_What you should do_: Go through the listing and copy each line with the string "board".

____ Data for this task

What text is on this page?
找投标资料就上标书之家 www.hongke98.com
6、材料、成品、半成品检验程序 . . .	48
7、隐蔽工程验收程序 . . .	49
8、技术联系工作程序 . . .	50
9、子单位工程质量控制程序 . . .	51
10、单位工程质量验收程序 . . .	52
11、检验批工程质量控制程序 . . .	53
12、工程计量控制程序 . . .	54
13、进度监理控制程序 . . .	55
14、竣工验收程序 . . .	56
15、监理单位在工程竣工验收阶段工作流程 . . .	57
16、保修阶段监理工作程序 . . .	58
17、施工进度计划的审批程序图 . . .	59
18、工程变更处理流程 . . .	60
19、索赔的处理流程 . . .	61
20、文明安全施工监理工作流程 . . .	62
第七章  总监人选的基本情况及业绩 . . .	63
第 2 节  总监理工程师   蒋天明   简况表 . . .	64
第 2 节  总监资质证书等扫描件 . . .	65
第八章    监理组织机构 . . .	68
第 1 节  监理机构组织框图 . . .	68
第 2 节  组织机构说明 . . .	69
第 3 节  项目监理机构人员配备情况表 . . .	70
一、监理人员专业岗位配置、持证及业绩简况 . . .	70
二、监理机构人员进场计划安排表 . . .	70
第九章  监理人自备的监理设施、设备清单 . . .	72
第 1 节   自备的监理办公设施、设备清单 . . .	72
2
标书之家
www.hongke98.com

________
____ Data for this task

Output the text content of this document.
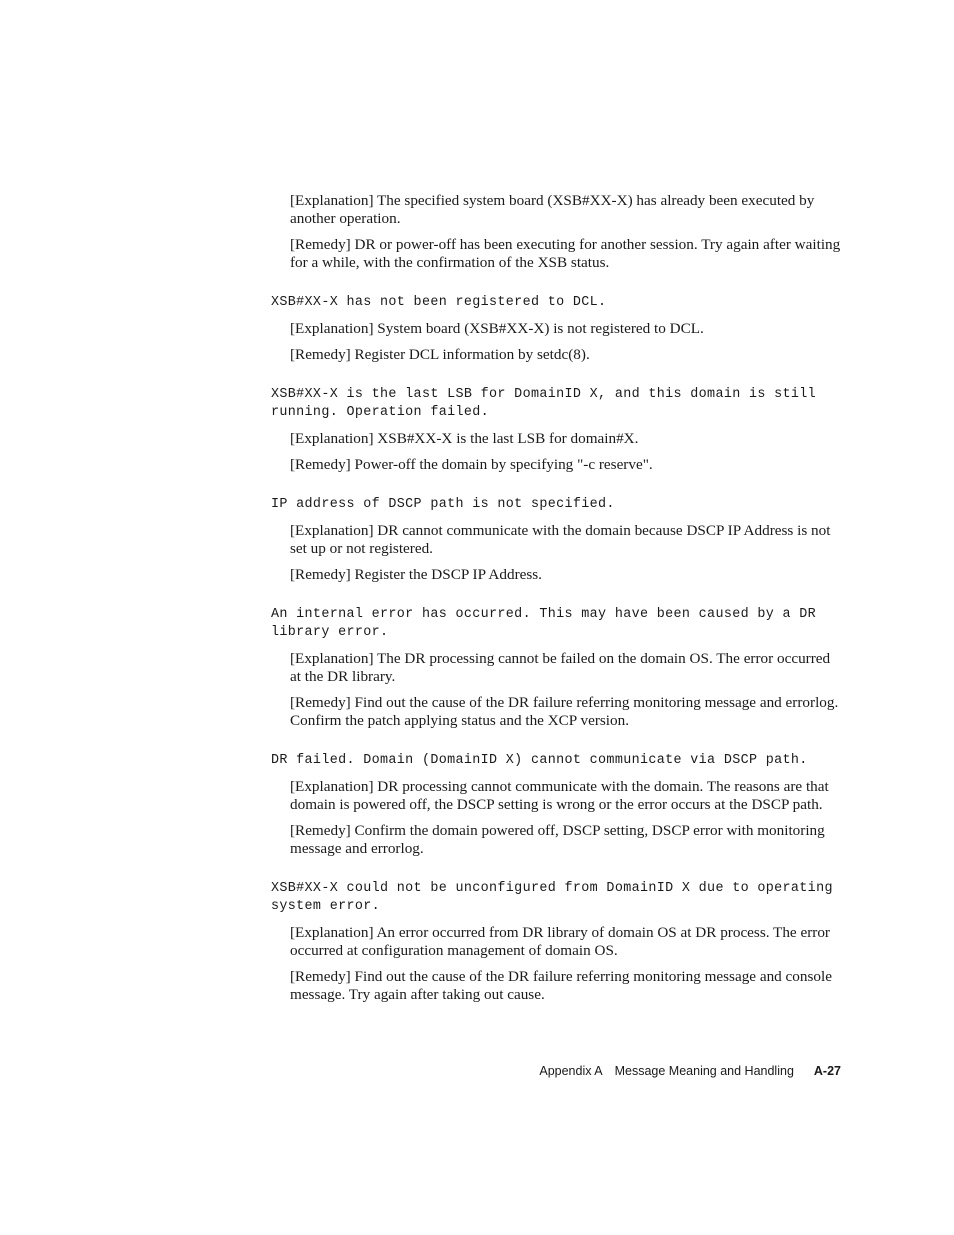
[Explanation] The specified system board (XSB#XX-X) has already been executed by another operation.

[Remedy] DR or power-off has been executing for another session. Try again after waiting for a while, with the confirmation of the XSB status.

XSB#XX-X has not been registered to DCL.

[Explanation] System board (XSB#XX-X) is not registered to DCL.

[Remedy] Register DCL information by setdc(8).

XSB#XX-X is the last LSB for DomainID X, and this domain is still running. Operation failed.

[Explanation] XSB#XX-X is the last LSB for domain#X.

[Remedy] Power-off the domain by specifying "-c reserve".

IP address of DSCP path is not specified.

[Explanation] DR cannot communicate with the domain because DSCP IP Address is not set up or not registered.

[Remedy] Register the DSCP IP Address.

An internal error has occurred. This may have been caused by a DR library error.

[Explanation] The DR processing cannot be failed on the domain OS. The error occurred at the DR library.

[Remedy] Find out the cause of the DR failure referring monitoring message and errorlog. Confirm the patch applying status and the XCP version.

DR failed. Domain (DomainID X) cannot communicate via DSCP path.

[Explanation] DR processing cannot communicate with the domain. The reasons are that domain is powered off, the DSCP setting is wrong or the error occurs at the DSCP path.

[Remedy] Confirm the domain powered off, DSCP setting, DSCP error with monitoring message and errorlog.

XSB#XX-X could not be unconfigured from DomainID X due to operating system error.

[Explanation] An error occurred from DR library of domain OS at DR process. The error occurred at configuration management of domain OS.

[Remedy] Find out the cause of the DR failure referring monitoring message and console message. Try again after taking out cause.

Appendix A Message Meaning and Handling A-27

________
____ Data for this task

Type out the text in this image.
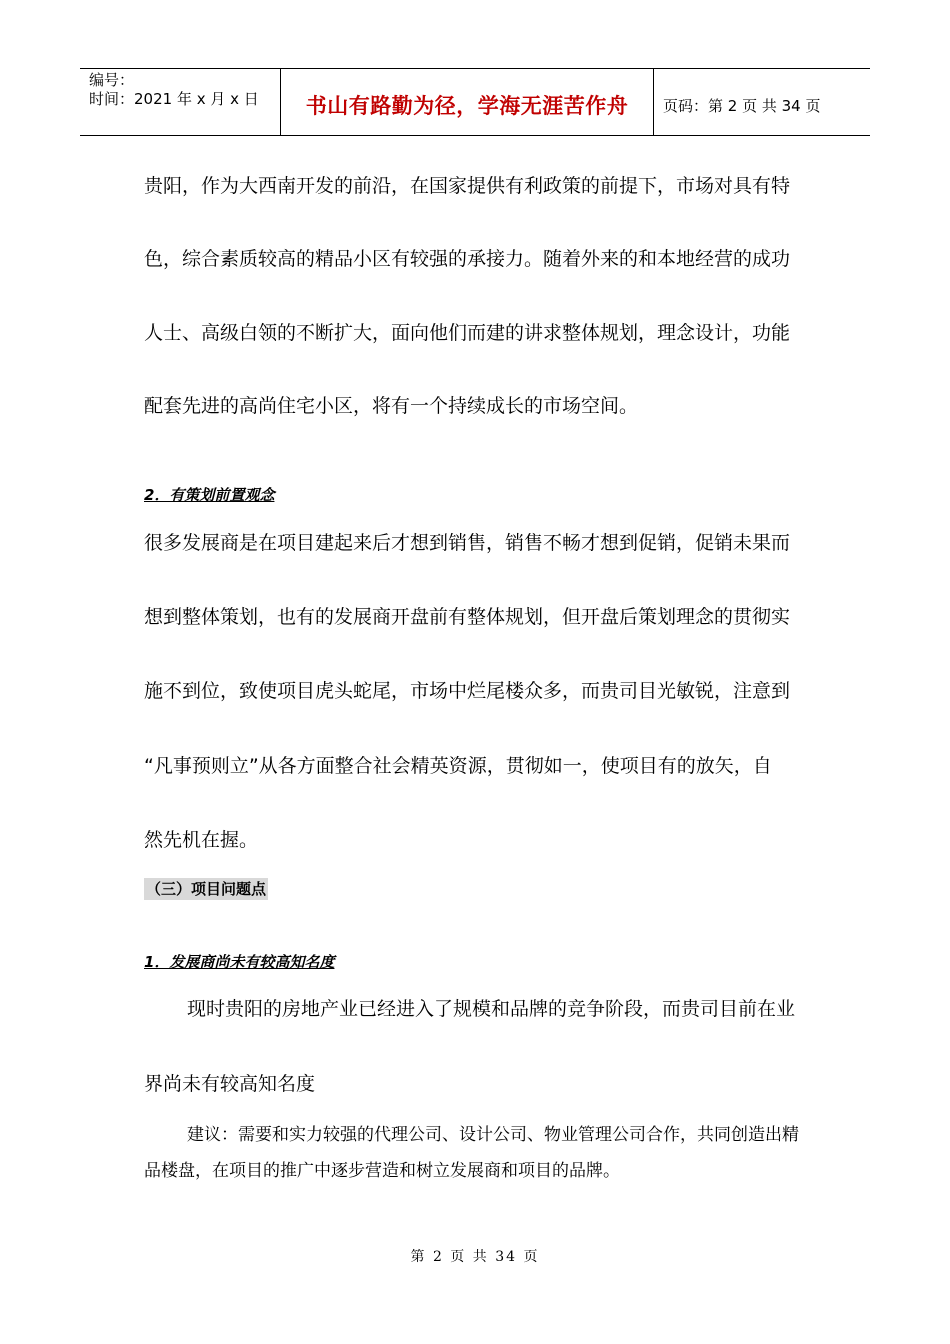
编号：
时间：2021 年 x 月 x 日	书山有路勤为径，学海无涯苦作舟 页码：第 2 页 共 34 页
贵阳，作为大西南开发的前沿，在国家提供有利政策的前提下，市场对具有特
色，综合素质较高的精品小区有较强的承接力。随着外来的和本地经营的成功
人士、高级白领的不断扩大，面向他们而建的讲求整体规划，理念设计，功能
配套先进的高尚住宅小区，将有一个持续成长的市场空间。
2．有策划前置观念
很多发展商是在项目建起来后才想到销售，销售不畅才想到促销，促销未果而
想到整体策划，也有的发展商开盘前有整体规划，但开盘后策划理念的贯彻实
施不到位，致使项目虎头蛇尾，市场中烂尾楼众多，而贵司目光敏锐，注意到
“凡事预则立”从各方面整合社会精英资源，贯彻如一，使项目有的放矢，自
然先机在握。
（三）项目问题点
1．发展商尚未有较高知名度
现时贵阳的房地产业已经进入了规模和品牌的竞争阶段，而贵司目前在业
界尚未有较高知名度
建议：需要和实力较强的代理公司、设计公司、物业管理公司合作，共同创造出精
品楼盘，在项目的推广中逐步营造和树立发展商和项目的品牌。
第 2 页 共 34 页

________

_Answer to this problem_:
[Explanation] The specified system board (XSB#XX-X) has already been executed by another operation.
[Explanation] System board (XSB#XX-X) is not registered to DCL.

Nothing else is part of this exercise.